Records for this task:
++++
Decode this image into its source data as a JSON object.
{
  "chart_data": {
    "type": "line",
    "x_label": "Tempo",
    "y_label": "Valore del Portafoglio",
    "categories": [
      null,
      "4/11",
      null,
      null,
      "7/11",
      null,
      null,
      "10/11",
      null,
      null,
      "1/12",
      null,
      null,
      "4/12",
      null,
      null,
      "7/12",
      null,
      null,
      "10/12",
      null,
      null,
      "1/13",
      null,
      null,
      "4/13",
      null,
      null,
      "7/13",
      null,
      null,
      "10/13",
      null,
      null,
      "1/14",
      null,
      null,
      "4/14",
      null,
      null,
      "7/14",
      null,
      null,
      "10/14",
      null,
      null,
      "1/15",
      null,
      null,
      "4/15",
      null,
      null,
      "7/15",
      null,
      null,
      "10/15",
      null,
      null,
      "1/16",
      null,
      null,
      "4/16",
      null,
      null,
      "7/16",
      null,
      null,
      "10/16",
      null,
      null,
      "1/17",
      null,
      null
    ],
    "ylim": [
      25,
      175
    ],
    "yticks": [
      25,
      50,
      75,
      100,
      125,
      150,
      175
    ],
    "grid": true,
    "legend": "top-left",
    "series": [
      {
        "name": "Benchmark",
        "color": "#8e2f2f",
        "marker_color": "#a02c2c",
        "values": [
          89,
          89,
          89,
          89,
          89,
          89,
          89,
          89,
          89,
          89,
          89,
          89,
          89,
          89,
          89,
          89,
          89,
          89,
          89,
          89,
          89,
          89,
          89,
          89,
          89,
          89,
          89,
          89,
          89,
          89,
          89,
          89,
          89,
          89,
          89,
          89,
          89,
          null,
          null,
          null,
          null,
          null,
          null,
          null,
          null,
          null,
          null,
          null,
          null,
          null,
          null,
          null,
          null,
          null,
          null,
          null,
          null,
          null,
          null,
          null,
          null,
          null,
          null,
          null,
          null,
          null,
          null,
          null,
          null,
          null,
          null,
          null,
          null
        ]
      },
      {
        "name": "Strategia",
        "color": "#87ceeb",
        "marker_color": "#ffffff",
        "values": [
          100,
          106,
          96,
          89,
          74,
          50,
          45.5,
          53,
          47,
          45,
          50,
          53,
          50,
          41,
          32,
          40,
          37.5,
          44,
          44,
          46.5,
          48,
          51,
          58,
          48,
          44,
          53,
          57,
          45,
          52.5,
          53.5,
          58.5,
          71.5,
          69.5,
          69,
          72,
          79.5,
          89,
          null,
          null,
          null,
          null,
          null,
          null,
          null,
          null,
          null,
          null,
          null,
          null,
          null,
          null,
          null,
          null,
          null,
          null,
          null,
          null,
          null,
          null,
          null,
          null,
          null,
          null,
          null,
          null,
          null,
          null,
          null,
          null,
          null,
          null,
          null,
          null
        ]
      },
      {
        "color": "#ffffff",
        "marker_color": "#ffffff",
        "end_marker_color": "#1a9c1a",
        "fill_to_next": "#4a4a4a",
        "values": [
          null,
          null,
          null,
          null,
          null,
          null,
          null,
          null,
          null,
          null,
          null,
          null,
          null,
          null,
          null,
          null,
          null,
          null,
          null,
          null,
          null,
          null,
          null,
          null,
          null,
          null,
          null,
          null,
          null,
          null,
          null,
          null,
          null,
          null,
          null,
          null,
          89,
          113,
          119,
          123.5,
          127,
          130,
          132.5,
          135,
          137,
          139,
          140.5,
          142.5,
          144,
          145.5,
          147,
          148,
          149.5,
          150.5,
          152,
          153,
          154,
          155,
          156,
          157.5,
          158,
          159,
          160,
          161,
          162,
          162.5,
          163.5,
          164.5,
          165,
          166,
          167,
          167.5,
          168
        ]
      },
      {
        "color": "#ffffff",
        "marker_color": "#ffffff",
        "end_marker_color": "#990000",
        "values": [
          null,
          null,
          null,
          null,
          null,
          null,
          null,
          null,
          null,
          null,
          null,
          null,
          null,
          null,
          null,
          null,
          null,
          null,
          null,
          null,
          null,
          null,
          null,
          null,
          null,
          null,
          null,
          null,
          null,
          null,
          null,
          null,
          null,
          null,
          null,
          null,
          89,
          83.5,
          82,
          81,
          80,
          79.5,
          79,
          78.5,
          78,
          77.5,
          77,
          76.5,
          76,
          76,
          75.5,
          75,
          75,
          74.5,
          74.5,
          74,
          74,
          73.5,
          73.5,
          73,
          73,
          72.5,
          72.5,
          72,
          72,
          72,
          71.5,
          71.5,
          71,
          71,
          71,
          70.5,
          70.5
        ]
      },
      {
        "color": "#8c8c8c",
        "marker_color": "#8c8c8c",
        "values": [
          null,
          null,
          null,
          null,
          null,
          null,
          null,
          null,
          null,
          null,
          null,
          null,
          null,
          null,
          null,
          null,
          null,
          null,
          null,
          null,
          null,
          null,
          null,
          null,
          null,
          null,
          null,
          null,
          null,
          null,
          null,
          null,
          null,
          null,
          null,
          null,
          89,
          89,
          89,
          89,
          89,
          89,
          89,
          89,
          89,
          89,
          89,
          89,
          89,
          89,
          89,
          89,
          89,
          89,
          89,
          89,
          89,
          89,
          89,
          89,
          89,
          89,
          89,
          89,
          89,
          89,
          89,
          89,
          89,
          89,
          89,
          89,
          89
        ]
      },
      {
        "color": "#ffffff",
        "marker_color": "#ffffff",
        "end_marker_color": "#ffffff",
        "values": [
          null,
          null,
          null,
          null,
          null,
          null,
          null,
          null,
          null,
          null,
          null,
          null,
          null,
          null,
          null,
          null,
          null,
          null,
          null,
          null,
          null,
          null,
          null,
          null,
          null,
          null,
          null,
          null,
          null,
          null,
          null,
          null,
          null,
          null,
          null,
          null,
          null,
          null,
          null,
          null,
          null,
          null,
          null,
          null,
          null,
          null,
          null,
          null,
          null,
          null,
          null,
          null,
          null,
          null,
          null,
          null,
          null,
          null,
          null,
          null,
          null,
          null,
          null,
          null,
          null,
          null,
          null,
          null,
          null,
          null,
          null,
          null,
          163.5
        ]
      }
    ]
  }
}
++++
Objective: Make an exact copy of the data above.

Exercise answer:
Decode this image into its source data as a JSON object.
{
  "chart_data": {
    "type": "line",
    "x_label": "Tempo",
    "y_label": "Valore del Portafoglio",
    "categories": [
      null,
      "4/11",
      null,
      null,
      "7/11",
      null,
      null,
      "10/11",
      null,
      null,
      "1/12",
      null,
      null,
      "4/12",
      null,
      null,
      "7/12",
      null,
      null,
      "10/12",
      null,
      null,
      "1/13",
      null,
      null,
      "4/13",
      null,
      null,
      "7/13",
      null,
      null,
      "10/13",
      null,
      null,
      "1/14",
      null,
      null,
      "4/14",
      null,
      null,
      "7/14",
      null,
      null,
      "10/14",
      null,
      null,
      "1/15",
      null,
      null,
      "4/15",
      null,
      null,
      "7/15",
      null,
      null,
      "10/15",
      null,
      null,
      "1/16",
      null,
      null,
      "4/16",
      null,
      null,
      "7/16",
      null,
      null,
      "10/16",
      null,
      null,
      "1/17",
      null,
      null
    ],
    "ylim": [
      25,
      175
    ],
    "yticks": [
      25,
      50,
      75,
      100,
      125,
      150,
      175
    ],
    "grid": true,
    "legend": "top-left",
    "series": [
      {
        "name": "Benchmark",
        "color": "#8e2f2f",
        "marker_color": "#a02c2c",
        "values": [
          89,
          89,
          89,
          89,
          89,
          89,
          89,
          89,
          89,
          89,
          89,
          89,
          89,
          89,
          89,
          89,
          89,
          89,
          89,
          89,
          89,
          89,
          89,
          89,
          89,
          89,
          89,
          89,
          89,
          89,
          89,
          89,
          89,
          89,
          89,
          89,
          89,
          null,
          null,
          null,
          null,
          null,
          null,
          null,
          null,
          null,
          null,
          null,
          null,
          null,
          null,
          null,
          null,
          null,
          null,
          null,
          null,
          null,
          null,
          null,
          null,
          null,
          null,
          null,
          null,
          null,
          null,
          null,
          null,
          null,
          null,
          null,
          null
        ]
      },
      {
        "name": "Strategia",
        "color": "#87ceeb",
        "marker_color": "#ffffff",
        "values": [
          100,
          106,
          96,
          89,
          74,
          50,
          45.5,
          53,
          47,
          45,
          50,
          53,
          50,
          41,
          32,
          40,
          37.5,
          44,
          44,
          46.5,
          48,
          51,
          58,
          48,
          44,
          53,
          57,
          45,
          52.5,
          53.5,
          58.5,
          71.5,
          69.5,
          69,
          72,
          79.5,
          89,
          null,
          null,
          null,
          null,
          null,
          null,
          null,
          null,
          null,
          null,
          null,
          null,
          null,
          null,
          null,
          null,
          null,
          null,
          null,
          null,
          null,
          null,
          null,
          null,
          null,
          null,
          null,
          null,
          null,
          null,
          null,
          null,
          null,
          null,
          null,
          null
        ]
      },
      {
        "color": "#ffffff",
        "marker_color": "#ffffff",
        "end_marker_color": "#1a9c1a",
        "fill_to_next": "#4a4a4a",
        "values": [
          null,
          null,
          null,
          null,
          null,
          null,
          null,
          null,
          null,
          null,
          null,
          null,
          null,
          null,
          null,
          null,
          null,
          null,
          null,
          null,
          null,
          null,
          null,
          null,
          null,
          null,
          null,
          null,
          null,
          null,
          null,
          null,
          null,
          null,
          null,
          null,
          89,
          113,
          119,
          123.5,
          127,
          130,
          132.5,
          135,
          137,
          139,
          140.5,
          142.5,
          144,
          145.5,
          147,
          148,
          149.5,
          150.5,
          152,
          153,
          154,
          155,
          156,
          157.5,
          158,
          159,
          160,
          161,
          162,
          162.5,
          163.5,
          164.5,
          165,
          166,
          167,
          167.5,
          168
        ]
      },
      {
        "color": "#ffffff",
        "marker_color": "#ffffff",
        "end_marker_color": "#990000",
        "values": [
          null,
          null,
          null,
          null,
          null,
          null,
          null,
          null,
          null,
          null,
          null,
          null,
          null,
          null,
          null,
          null,
          null,
          null,
          null,
          null,
          null,
          null,
          null,
          null,
          null,
          null,
          null,
          null,
          null,
          null,
          null,
          null,
          null,
          null,
          null,
          null,
          89,
          83.5,
          82,
          81,
          80,
          79.5,
          79,
          78.5,
          78,
          77.5,
          77,
          76.5,
          76,
          76,
          75.5,
          75,
          75,
          74.5,
          74.5,
          74,
          74,
          73.5,
          73.5,
          73,
          73,
          72.5,
          72.5,
          72,
          72,
          72,
          71.5,
          71.5,
          71,
          71,
          71,
          70.5,
          70.5
        ]
      },
      {
        "color": "#8c8c8c",
        "marker_color": "#8c8c8c",
        "values": [
          null,
          null,
          null,
          null,
          null,
          null,
          null,
          null,
          null,
          null,
          null,
          null,
          null,
          null,
          null,
          null,
          null,
          null,
          null,
          null,
          null,
          null,
          null,
          null,
          null,
          null,
          null,
          null,
          null,
          null,
          null,
          null,
          null,
          null,
          null,
          null,
          89,
          89,
          89,
          89,
          89,
          89,
          89,
          89,
          89,
          89,
          89,
          89,
          89,
          89,
          89,
          89,
          89,
          89,
          89,
          89,
          89,
          89,
          89,
          89,
          89,
          89,
          89,
          89,
          89,
          89,
          89,
          89,
          89,
          89,
          89,
          89,
          89
        ]
      },
      {
        "color": "#ffffff",
        "marker_color": "#ffffff",
        "end_marker_color": "#ffffff",
        "values": [
          null,
          null,
          null,
          null,
          null,
          null,
          null,
          null,
          null,
          null,
          null,
          null,
          null,
          null,
          null,
          null,
          null,
          null,
          null,
          null,
          null,
          null,
          null,
          null,
          null,
          null,
          null,
          null,
          null,
          null,
          null,
          null,
          null,
          null,
          null,
          null,
          null,
          null,
          null,
          null,
          null,
          null,
          null,
          null,
          null,
          null,
          null,
          null,
          null,
          null,
          null,
          null,
          null,
          null,
          null,
          null,
          null,
          null,
          null,
          null,
          null,
          null,
          null,
          null,
          null,
          null,
          null,
          null,
          null,
          null,
          null,
          null,
          163.5
        ]
      }
    ]
  }
}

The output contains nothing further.